(Available data)
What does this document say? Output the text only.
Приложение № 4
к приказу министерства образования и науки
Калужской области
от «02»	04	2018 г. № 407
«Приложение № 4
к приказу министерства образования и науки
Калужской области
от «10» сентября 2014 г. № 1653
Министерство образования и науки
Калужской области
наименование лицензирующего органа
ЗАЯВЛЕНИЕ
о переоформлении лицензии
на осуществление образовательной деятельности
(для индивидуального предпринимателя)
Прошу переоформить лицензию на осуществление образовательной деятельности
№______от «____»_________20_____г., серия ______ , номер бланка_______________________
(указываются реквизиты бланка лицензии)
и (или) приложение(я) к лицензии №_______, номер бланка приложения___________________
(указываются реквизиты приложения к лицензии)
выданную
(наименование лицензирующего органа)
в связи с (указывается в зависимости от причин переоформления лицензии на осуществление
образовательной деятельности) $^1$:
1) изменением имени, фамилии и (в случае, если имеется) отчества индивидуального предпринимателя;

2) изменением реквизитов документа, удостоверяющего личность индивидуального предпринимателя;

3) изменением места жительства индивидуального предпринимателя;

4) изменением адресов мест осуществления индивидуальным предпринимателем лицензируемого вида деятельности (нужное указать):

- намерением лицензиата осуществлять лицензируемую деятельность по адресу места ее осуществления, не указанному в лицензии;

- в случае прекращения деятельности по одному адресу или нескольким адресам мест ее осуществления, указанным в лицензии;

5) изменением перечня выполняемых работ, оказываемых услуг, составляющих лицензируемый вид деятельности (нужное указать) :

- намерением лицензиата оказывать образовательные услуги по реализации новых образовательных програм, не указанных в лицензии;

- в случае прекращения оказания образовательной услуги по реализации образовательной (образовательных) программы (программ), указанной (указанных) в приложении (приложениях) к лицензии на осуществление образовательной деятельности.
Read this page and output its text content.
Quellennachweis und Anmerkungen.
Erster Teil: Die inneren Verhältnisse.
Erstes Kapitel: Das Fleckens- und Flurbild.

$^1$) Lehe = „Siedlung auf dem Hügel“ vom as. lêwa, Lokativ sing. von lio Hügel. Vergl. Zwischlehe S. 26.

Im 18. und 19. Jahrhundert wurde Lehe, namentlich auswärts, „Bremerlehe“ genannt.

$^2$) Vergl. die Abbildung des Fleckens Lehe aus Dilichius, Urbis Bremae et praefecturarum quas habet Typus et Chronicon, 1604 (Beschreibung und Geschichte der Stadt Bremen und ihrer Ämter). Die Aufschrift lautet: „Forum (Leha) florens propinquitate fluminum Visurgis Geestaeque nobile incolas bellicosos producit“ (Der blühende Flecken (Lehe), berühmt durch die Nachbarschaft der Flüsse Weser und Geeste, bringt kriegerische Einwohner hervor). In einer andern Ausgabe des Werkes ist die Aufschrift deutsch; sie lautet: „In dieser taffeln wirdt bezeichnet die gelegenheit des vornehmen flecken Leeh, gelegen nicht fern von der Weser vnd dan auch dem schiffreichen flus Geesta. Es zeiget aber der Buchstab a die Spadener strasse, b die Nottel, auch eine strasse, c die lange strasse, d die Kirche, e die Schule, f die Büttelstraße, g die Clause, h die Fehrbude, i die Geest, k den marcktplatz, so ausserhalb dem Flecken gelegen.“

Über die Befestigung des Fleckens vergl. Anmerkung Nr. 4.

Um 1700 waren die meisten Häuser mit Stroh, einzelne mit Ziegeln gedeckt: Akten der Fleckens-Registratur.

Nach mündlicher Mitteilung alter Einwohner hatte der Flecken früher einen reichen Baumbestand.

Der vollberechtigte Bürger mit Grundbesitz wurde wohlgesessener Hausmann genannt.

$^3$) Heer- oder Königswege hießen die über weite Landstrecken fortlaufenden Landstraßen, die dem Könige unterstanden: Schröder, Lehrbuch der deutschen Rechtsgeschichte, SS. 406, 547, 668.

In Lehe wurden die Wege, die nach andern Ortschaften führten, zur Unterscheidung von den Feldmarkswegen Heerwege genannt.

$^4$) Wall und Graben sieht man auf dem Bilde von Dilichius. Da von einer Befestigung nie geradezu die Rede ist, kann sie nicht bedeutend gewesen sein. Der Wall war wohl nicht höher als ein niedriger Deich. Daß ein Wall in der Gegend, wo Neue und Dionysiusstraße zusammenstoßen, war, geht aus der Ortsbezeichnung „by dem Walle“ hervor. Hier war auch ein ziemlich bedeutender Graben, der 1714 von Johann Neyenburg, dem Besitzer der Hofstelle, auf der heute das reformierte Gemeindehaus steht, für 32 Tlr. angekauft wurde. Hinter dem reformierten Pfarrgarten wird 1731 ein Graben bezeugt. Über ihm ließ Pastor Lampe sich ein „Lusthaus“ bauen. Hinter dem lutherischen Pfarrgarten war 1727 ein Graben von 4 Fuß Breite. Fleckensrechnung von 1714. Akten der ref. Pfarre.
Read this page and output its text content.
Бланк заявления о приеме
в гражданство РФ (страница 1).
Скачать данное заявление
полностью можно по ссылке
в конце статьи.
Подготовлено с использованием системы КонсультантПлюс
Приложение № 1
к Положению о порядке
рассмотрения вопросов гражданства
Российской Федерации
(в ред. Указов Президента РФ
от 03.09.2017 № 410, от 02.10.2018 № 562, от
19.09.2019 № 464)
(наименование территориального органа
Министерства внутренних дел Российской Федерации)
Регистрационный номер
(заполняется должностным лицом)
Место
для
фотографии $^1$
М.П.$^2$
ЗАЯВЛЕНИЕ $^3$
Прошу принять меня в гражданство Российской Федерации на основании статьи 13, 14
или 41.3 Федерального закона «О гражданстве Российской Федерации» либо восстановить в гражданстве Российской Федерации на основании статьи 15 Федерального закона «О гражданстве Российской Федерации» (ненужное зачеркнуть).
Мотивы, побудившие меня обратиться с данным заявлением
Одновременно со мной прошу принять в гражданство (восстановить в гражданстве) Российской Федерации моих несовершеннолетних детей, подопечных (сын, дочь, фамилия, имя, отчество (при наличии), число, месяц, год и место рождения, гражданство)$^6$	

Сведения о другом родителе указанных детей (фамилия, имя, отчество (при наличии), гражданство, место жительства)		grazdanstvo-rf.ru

(Task directions)
In the entries above, how many lines hold the word "наименование"? State the number and nothing else.

(Complete response)
3